## Problem to work on
From the records below, extract all the text exactly and leave the images behind.

(Stored items from a collection)
** BEGIN **

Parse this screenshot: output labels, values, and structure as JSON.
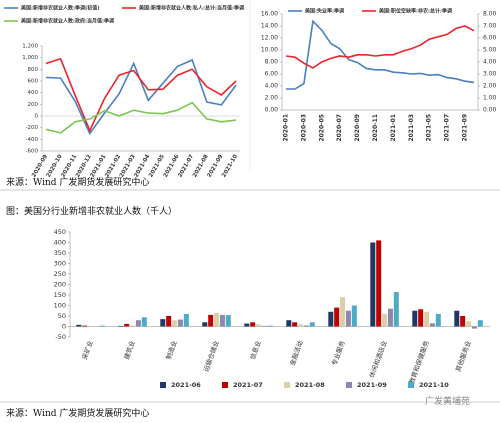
{
  "chart_data": [
    {
      "type": "line",
      "categories": [
        "2020-09",
        "2020-10",
        "2020-11",
        "2020-12",
        "2021-01",
        "2021-02",
        "2021-03",
        "2021-04",
        "2021-05",
        "2021-06",
        "2021-07",
        "2021-08",
        "2021-09",
        "2021-10"
      ],
      "ylim": [
        -600,
        1200
      ],
      "yticks": [
        -600,
        -400,
        -200,
        0,
        200,
        400,
        600,
        800,
        {
          "value": 1000,
          "label": "1,000"
        },
        {
          "value": 1200,
          "label": "1,200"
        }
      ],
      "series": [
        {
          "name": "美国:新增非农就业人数:季调(初值)",
          "color": "#4a7fc1",
          "values": [
            660,
            650,
            250,
            -300,
            50,
            380,
            900,
            270,
            560,
            850,
            960,
            240,
            190,
            530
          ]
        },
        {
          "name": "美国:新增非农就业人数:私人:总计:当月值:季调",
          "color": "#e8262a",
          "values": [
            900,
            980,
            350,
            -250,
            300,
            700,
            780,
            450,
            460,
            700,
            800,
            500,
            360,
            600
          ]
        },
        {
          "name": "美国:新增非农就业人数:政府:当月值:季调",
          "color": "#7dc653",
          "values": [
            -230,
            -290,
            -100,
            -50,
            90,
            0,
            100,
            50,
            40,
            100,
            230,
            -50,
            -100,
            -70
          ]
        }
      ]
    },
    {
      "type": "line",
      "categories": [
        "2020-01",
        null,
        "2020-03",
        null,
        "2020-05",
        null,
        "2020-07",
        null,
        "2020-09",
        null,
        "2020-11",
        null,
        "2021-01",
        null,
        "2021-03",
        null,
        "2021-05",
        null,
        "2021-07",
        null,
        "2021-09",
        null
      ],
      "ylim": [
        0,
        16
      ],
      "yticks": [
        {
          "value": 0,
          "label": "0.00"
        },
        {
          "value": 2,
          "label": "2.00"
        },
        {
          "value": 4,
          "label": "4.00"
        },
        {
          "value": 6,
          "label": "6.00"
        },
        {
          "value": 8,
          "label": "8.00"
        },
        {
          "value": 10,
          "label": "10.00"
        },
        {
          "value": 12,
          "label": "12.00"
        },
        {
          "value": 14,
          "label": "14.00"
        },
        {
          "value": 16,
          "label": "16.00"
        }
      ],
      "y2lim": [
        0,
        8
      ],
      "y2ticks": [
        {
          "value": 0,
          "label": "0.00"
        },
        {
          "value": 1,
          "label": "1.00"
        },
        {
          "value": 2,
          "label": "2.00"
        },
        {
          "value": 3,
          "label": "3.00"
        },
        {
          "value": 4,
          "label": "4.00"
        },
        {
          "value": 5,
          "label": "5.00"
        },
        {
          "value": 6,
          "label": "6.00"
        },
        {
          "value": 7,
          "label": "7.00"
        },
        {
          "value": 8,
          "label": "8.00"
        }
      ],
      "series": [
        {
          "name": "美国:失业率:季调",
          "color": "#4a7fc1",
          "values": [
            3.5,
            3.5,
            4.4,
            14.8,
            13.3,
            11.1,
            10.2,
            8.4,
            7.9,
            6.9,
            6.7,
            6.7,
            6.3,
            6.2,
            6.0,
            6.1,
            5.8,
            5.9,
            5.4,
            5.2,
            4.8,
            4.6
          ]
        },
        {
          "name": "美国:职位空缺率:非农:总计:季调",
          "color": "#e8262a",
          "axis": "y2",
          "values": [
            4.5,
            4.4,
            3.9,
            3.5,
            4.0,
            4.3,
            4.5,
            4.4,
            4.6,
            4.6,
            4.5,
            4.6,
            4.6,
            4.9,
            5.1,
            5.4,
            5.9,
            6.1,
            6.3,
            6.8,
            7.0,
            6.6
          ]
        }
      ]
    },
    {
      "type": "bar",
      "categories": [
        "采矿业",
        "建筑业",
        "制造业",
        "运输仓储业",
        "信息业",
        "金融活动",
        "专业服务",
        "休闲和酒店业",
        "教育和保健服务",
        "其他服务业"
      ],
      "ylim": [
        -50,
        450
      ],
      "yticks": [
        -50,
        0,
        50,
        100,
        150,
        200,
        250,
        300,
        350,
        400,
        450
      ],
      "series": [
        {
          "name": "2021-06",
          "color": "#1f3864",
          "values": [
            8,
            3,
            35,
            20,
            14,
            30,
            70,
            400,
            75,
            75
          ]
        },
        {
          "name": "2021-07",
          "color": "#c00000",
          "values": [
            4,
            12,
            50,
            55,
            20,
            20,
            90,
            410,
            82,
            50
          ]
        },
        {
          "name": "2021-08",
          "color": "#d9cfa8",
          "values": [
            2,
            5,
            30,
            65,
            10,
            10,
            140,
            60,
            70,
            25
          ]
        },
        {
          "name": "2021-09",
          "color": "#8e86ae",
          "values": [
            0,
            30,
            33,
            55,
            3,
            5,
            75,
            85,
            15,
            -10
          ]
        },
        {
          "name": "2021-10",
          "color": "#4bacc6",
          "values": [
            4,
            44,
            60,
            54,
            4,
            20,
            100,
            164,
            60,
            30
          ]
        }
      ]
    }
  ],
  "source_top": "来源：Wind  广发期货发展研究中心",
  "figure_caption": "图：美国分行业新增非农就业人数（千人）",
  "source_bottom": "来源：Wind  广发期货发展研究中心",
  "watermark": "广发黄埔苑"
}
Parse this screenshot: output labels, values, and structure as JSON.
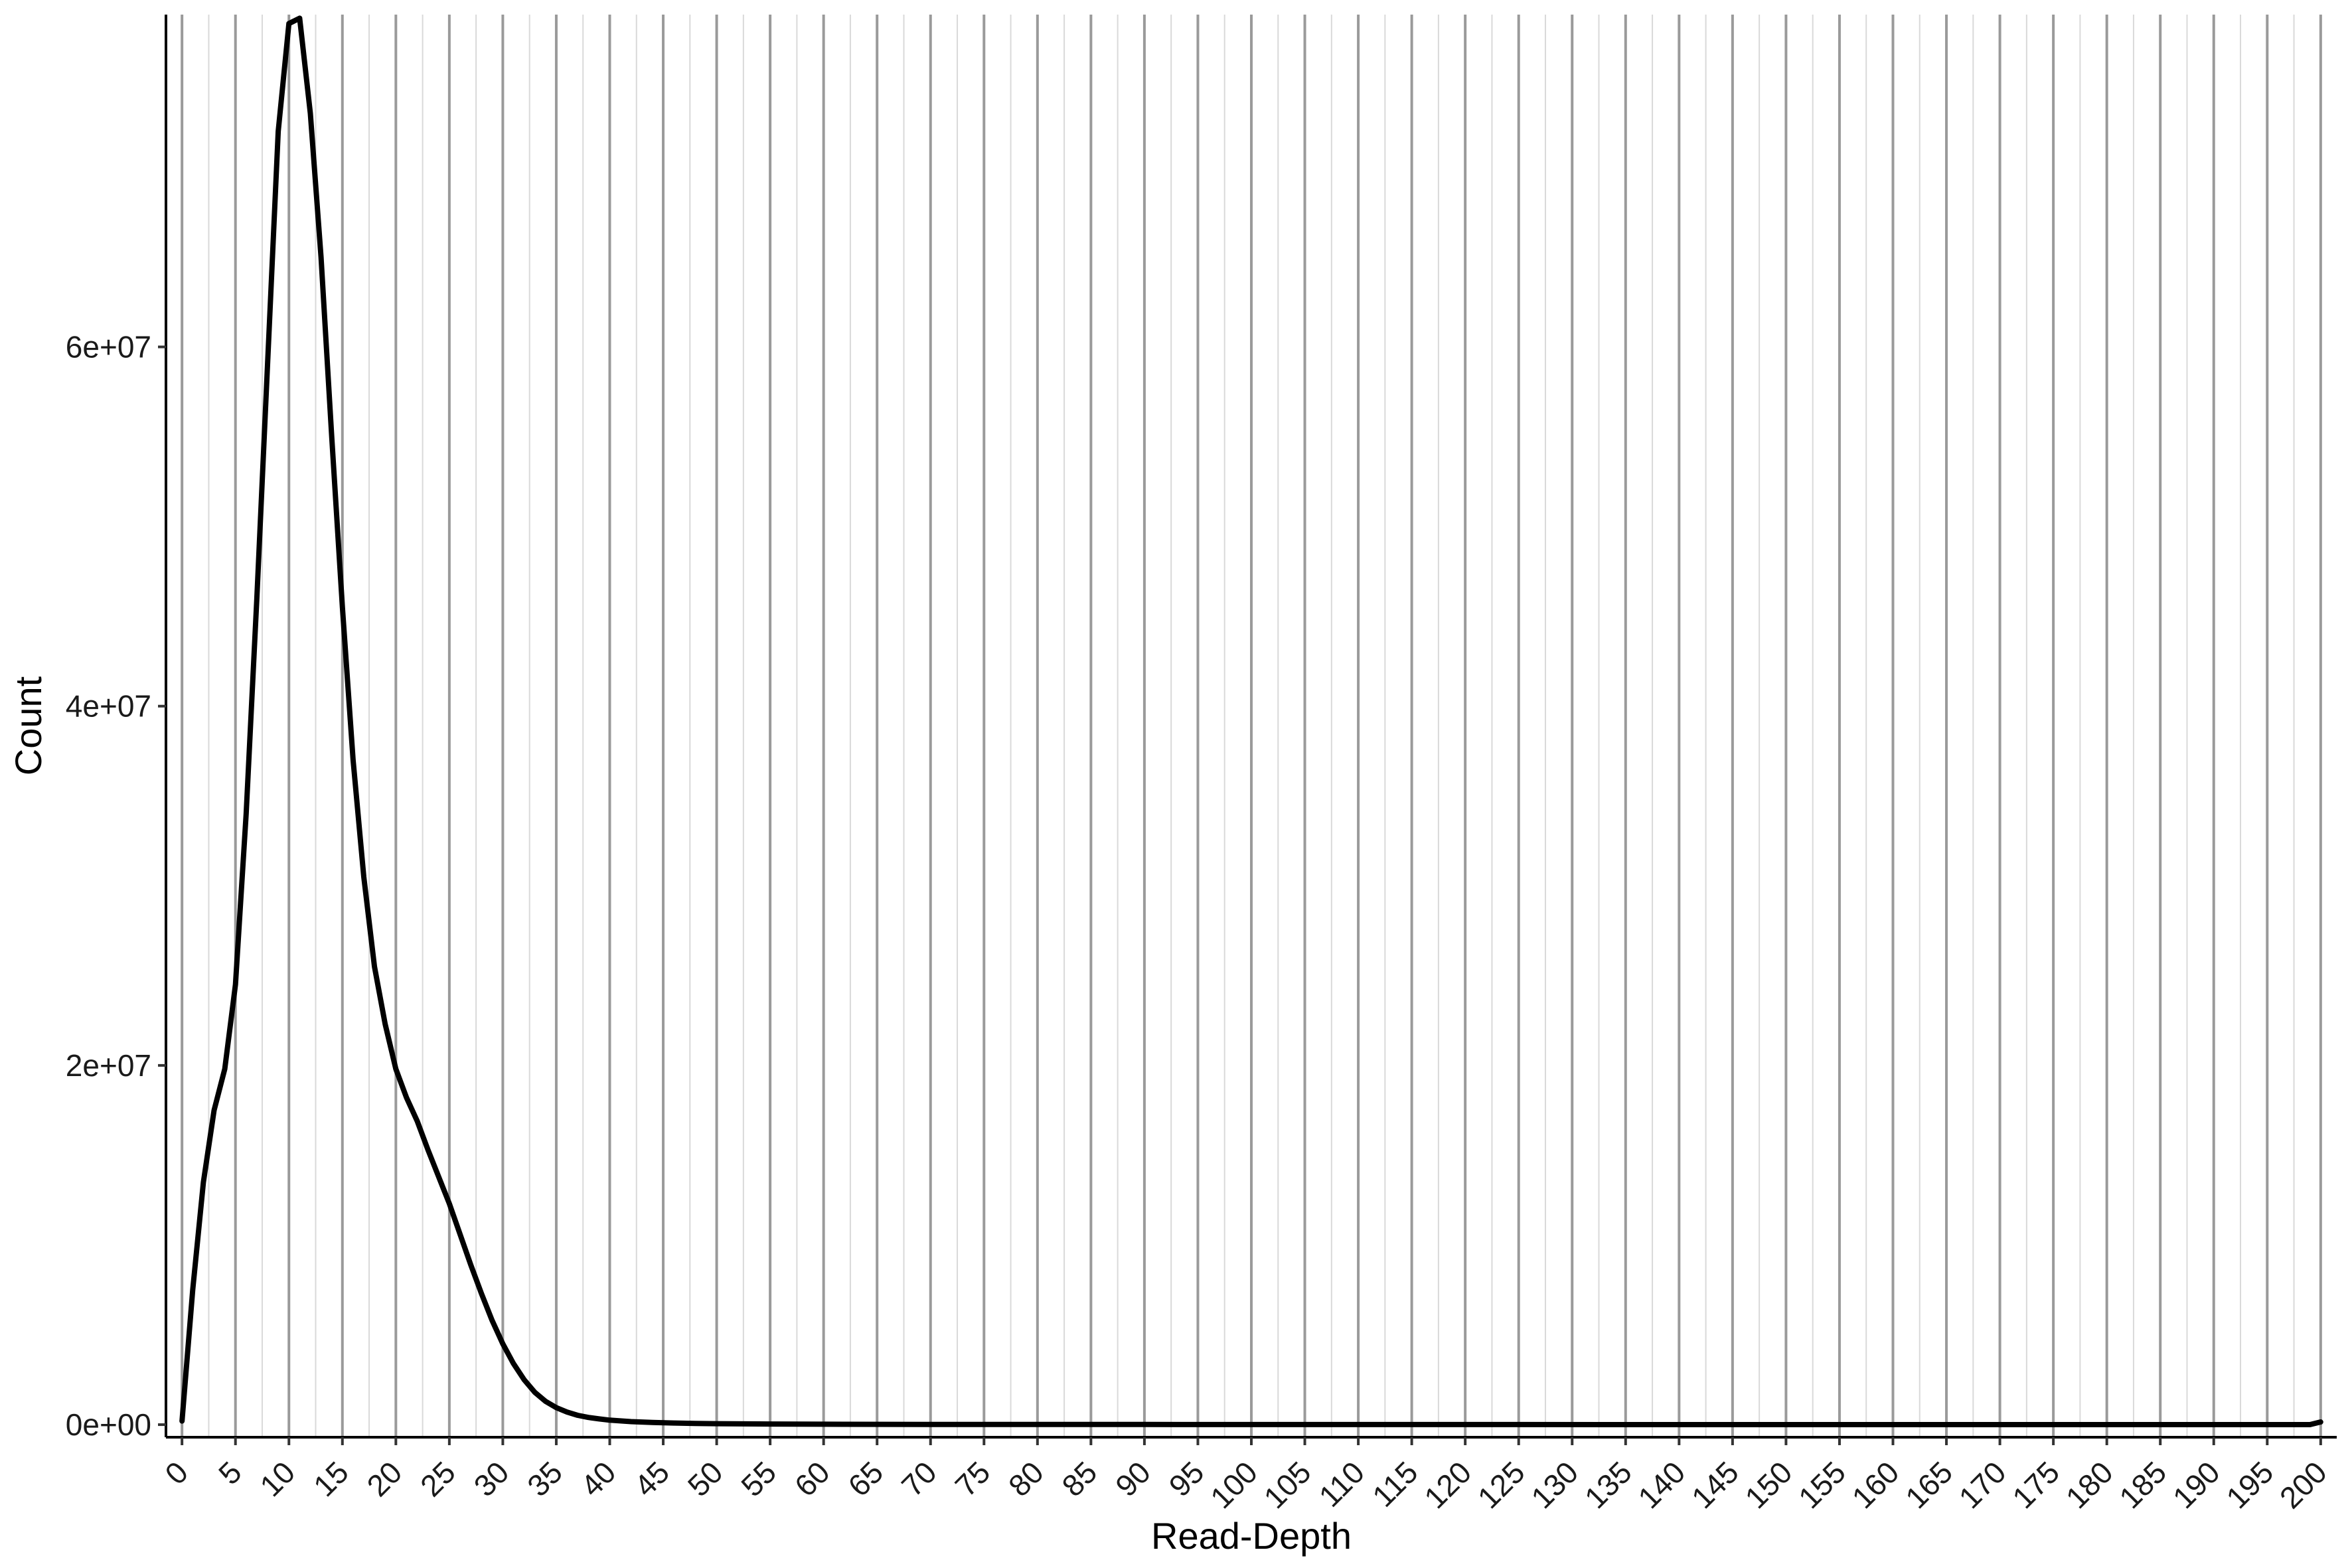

** END **

## Task solution
Parse this screenshot: output labels, values, and structure as JSON.
{
  "chart_data": [
    {
      "type": "line",
      "categories": [
        "2020-09",
        "2020-10",
        "2020-11",
        "2020-12",
        "2021-01",
        "2021-02",
        "2021-03",
        "2021-04",
        "2021-05",
        "2021-06",
        "2021-07",
        "2021-08",
        "2021-09",
        "2021-10"
      ],
      "ylim": [
        -600,
        1200
      ],
      "yticks": [
        -600,
        -400,
        -200,
        0,
        200,
        400,
        600,
        800,
        {
          "value": 1000,
          "label": "1,000"
        },
        {
          "value": 1200,
          "label": "1,200"
        }
      ],
      "series": [
        {
          "name": "美国:新增非农就业人数:季调(初值)",
          "color": "#4a7fc1",
          "values": [
            660,
            650,
            250,
            -300,
            50,
            380,
            900,
            270,
            560,
            850,
            960,
            240,
            190,
            530
          ]
        },
        {
          "name": "美国:新增非农就业人数:私人:总计:当月值:季调",
          "color": "#e8262a",
          "values": [
            900,
            980,
            350,
            -250,
            300,
            700,
            780,
            450,
            460,
            700,
            800,
            500,
            360,
            600
          ]
        },
        {
          "name": "美国:新增非农就业人数:政府:当月值:季调",
          "color": "#7dc653",
          "values": [
            -230,
            -290,
            -100,
            -50,
            90,
            0,
            100,
            50,
            40,
            100,
            230,
            -50,
            -100,
            -70
          ]
        }
      ]
    },
    {
      "type": "line",
      "categories": [
        "2020-01",
        null,
        "2020-03",
        null,
        "2020-05",
        null,
        "2020-07",
        null,
        "2020-09",
        null,
        "2020-11",
        null,
        "2021-01",
        null,
        "2021-03",
        null,
        "2021-05",
        null,
        "2021-07",
        null,
        "2021-09",
        null
      ],
      "ylim": [
        0,
        16
      ],
      "yticks": [
        {
          "value": 0,
          "label": "0.00"
        },
        {
          "value": 2,
          "label": "2.00"
        },
        {
          "value": 4,
          "label": "4.00"
        },
        {
          "value": 6,
          "label": "6.00"
        },
        {
          "value": 8,
          "label": "8.00"
        },
        {
          "value": 10,
          "label": "10.00"
        },
        {
          "value": 12,
          "label": "12.00"
        },
        {
          "value": 14,
          "label": "14.00"
        },
        {
          "value": 16,
          "label": "16.00"
        }
      ],
      "y2lim": [
        0,
        8
      ],
      "y2ticks": [
        {
          "value": 0,
          "label": "0.00"
        },
        {
          "value": 1,
          "label": "1.00"
        },
        {
          "value": 2,
          "label": "2.00"
        },
        {
          "value": 3,
          "label": "3.00"
        },
        {
          "value": 4,
          "label": "4.00"
        },
        {
          "value": 5,
          "label": "5.00"
        },
        {
          "value": 6,
          "label": "6.00"
        },
        {
          "value": 7,
          "label": "7.00"
        },
        {
          "value": 8,
          "label": "8.00"
        }
      ],
      "series": [
        {
          "name": "美国:失业率:季调",
          "color": "#4a7fc1",
          "values": [
            3.5,
            3.5,
            4.4,
            14.8,
            13.3,
            11.1,
            10.2,
            8.4,
            7.9,
            6.9,
            6.7,
            6.7,
            6.3,
            6.2,
            6.0,
            6.1,
            5.8,
            5.9,
            5.4,
            5.2,
            4.8,
            4.6
          ]
        },
        {
          "name": "美国:职位空缺率:非农:总计:季调",
          "color": "#e8262a",
          "axis": "y2",
          "values": [
            4.5,
            4.4,
            3.9,
            3.5,
            4.0,
            4.3,
            4.5,
            4.4,
            4.6,
            4.6,
            4.5,
            4.6,
            4.6,
            4.9,
            5.1,
            5.4,
            5.9,
            6.1,
            6.3,
            6.8,
            7.0,
            6.6
          ]
        }
      ]
    },
    {
      "type": "bar",
      "categories": [
        "采矿业",
        "建筑业",
        "制造业",
        "运输仓储业",
        "信息业",
        "金融活动",
        "专业服务",
        "休闲和酒店业",
        "教育和保健服务",
        "其他服务业"
      ],
      "ylim": [
        -50,
        450
      ],
      "yticks": [
        -50,
        0,
        50,
        100,
        150,
        200,
        250,
        300,
        350,
        400,
        450
      ],
      "series": [
        {
          "name": "2021-06",
          "color": "#1f3864",
          "values": [
            8,
            3,
            35,
            20,
            14,
            30,
            70,
            400,
            75,
            75
          ]
        },
        {
          "name": "2021-07",
          "color": "#c00000",
          "values": [
            4,
            12,
            50,
            55,
            20,
            20,
            90,
            410,
            82,
            50
          ]
        },
        {
          "name": "2021-08",
          "color": "#d9cfa8",
          "values": [
            2,
            5,
            30,
            65,
            10,
            10,
            140,
            60,
            70,
            25
          ]
        },
        {
          "name": "2021-09",
          "color": "#8e86ae",
          "values": [
            0,
            30,
            33,
            55,
            3,
            5,
            75,
            85,
            15,
            -10
          ]
        },
        {
          "name": "2021-10",
          "color": "#4bacc6",
          "values": [
            4,
            44,
            60,
            54,
            4,
            20,
            100,
            164,
            60,
            30
          ]
        }
      ]
    }
  ],
  "source_top": "来源：Wind  广发期货发展研究中心",
  "figure_caption": "图：美国分行业新增非农就业人数（千人）",
  "source_bottom": "来源：Wind  广发期货发展研究中心",
  "watermark": "广发黄埔苑"
}
Parse this screenshot: output labels, values, and structure as JSON.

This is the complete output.